WORK TO DO =>
Search the listing for "Phase" and copy every line where it appears.
##### DATA FOR PROCESSING
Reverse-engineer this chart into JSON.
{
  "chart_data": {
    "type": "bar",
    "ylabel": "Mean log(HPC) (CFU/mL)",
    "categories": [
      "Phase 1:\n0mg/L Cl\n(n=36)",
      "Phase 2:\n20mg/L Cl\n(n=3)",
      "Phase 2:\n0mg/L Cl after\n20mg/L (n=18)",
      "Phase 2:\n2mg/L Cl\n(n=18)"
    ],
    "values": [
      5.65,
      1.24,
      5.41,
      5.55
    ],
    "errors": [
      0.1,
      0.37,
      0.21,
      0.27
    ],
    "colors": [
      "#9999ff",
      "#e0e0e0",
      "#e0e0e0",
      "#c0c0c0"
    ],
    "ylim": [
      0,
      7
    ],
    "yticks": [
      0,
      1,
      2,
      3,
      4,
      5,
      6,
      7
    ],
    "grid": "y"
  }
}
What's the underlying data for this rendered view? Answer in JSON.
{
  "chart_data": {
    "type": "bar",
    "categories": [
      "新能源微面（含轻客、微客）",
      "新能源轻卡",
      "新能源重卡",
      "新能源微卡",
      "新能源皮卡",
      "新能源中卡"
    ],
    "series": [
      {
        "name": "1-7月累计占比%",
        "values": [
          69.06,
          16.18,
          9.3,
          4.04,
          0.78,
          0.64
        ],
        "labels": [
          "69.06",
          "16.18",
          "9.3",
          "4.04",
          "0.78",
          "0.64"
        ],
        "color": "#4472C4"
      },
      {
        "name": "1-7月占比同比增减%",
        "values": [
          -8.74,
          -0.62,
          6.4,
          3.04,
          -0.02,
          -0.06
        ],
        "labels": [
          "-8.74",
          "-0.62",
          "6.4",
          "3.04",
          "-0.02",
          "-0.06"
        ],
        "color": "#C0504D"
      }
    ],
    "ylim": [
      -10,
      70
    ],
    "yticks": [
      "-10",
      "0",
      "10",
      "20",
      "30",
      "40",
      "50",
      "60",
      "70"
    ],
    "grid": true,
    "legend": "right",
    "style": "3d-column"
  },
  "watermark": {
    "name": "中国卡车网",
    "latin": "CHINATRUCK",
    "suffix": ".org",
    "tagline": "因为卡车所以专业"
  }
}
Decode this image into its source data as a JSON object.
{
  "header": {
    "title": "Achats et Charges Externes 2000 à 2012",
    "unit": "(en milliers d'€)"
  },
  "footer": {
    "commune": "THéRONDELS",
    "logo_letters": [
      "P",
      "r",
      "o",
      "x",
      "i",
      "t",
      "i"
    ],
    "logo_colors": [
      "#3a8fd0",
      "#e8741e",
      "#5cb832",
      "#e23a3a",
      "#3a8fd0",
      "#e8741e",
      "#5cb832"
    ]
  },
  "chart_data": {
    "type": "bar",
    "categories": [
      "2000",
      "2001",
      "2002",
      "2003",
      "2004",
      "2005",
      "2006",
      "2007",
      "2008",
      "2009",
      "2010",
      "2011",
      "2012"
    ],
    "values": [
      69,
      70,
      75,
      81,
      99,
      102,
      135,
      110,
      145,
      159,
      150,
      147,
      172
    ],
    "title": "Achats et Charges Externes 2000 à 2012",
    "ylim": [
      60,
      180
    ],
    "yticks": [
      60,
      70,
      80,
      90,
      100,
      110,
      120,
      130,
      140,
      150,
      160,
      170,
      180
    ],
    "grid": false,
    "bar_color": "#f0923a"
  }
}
##########
ANSWER TO THE TASK =>
      "Phase 1:\n0mg/L Cl\n(n=36)",
      "Phase 2:\n20mg/L Cl\n(n=3)",
      "Phase 2:\n0mg/L Cl after\n20mg/L (n=18)",
      "Phase 2:\n2mg/L Cl\n(n=18)"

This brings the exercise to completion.